§ **Work to complete**:
Give back exactly the lines starting at the one with "Parse this screenshot: output" and ending at the last line of the data below. Pictures are not part of the copy.

§ **Given records**:

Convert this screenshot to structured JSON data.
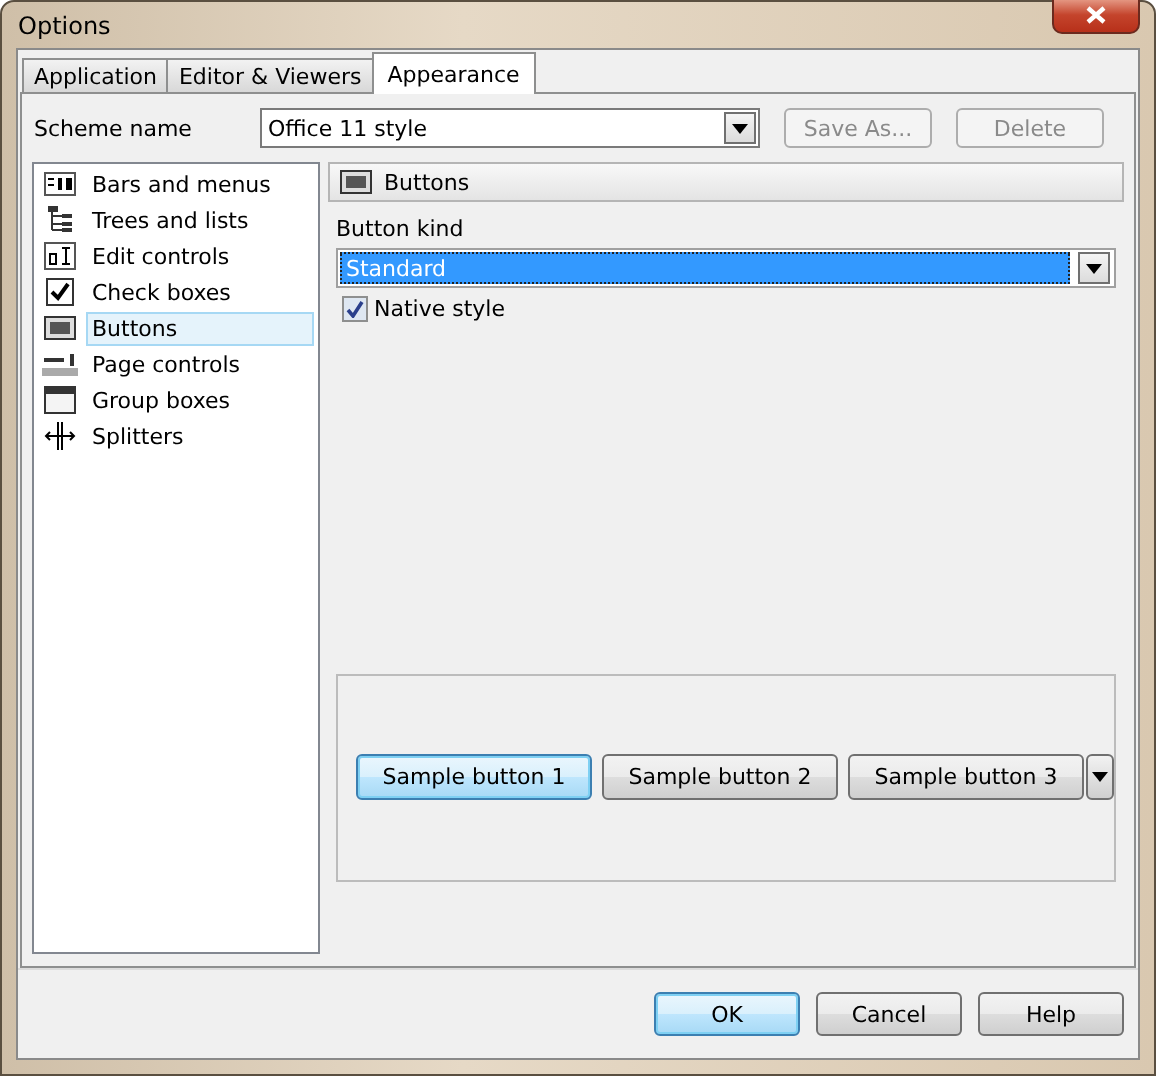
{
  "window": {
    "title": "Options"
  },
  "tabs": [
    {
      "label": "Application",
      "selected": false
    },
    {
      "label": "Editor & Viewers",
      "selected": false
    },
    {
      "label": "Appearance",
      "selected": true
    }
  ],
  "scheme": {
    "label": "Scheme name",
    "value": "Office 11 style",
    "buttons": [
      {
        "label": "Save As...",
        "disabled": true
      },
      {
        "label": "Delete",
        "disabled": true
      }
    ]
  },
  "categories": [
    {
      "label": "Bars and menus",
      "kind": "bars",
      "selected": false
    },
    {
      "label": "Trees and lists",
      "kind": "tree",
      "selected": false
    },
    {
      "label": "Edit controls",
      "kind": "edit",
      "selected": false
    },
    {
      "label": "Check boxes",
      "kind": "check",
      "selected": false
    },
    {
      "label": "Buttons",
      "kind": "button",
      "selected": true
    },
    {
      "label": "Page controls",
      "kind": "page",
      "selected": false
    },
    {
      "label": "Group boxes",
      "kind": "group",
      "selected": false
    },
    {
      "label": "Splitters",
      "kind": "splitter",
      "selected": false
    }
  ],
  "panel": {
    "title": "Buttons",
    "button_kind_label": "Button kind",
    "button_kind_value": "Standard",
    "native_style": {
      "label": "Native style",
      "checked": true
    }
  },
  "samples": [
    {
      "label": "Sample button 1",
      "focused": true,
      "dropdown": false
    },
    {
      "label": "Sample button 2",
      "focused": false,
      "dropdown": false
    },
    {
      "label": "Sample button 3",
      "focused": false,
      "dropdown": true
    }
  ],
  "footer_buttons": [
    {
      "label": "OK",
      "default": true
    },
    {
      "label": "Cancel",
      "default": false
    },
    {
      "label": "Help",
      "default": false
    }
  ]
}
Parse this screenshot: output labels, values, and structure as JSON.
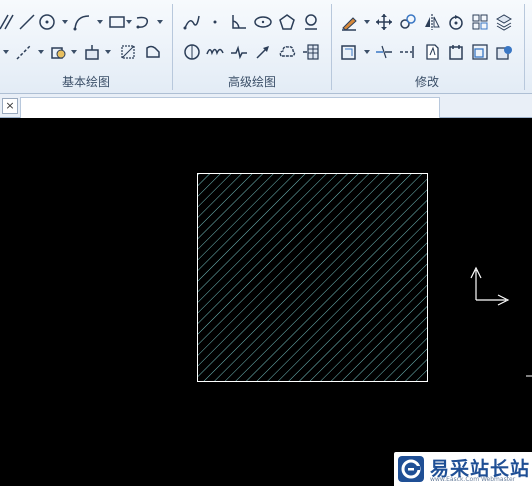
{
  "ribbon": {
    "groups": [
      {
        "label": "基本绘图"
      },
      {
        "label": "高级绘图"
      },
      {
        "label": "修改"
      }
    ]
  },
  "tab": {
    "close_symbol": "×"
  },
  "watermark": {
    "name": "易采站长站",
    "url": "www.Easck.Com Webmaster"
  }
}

§ **Task answer**:
Parse this screenshot: output labels, values, and structure as JSON.
{
  "ribbon": {
    "groups": [
      {
        "label": "基本绘图"
      },
      {
        "label": "高级绘图"
      },
      {
        "label": "修改"
      }
    ]
  },
  "tab": {
    "close_symbol": "×"
  },
  "watermark": {
    "name": "易采站长站",
    "url": "www.Easck.Com Webmaster"
  }
}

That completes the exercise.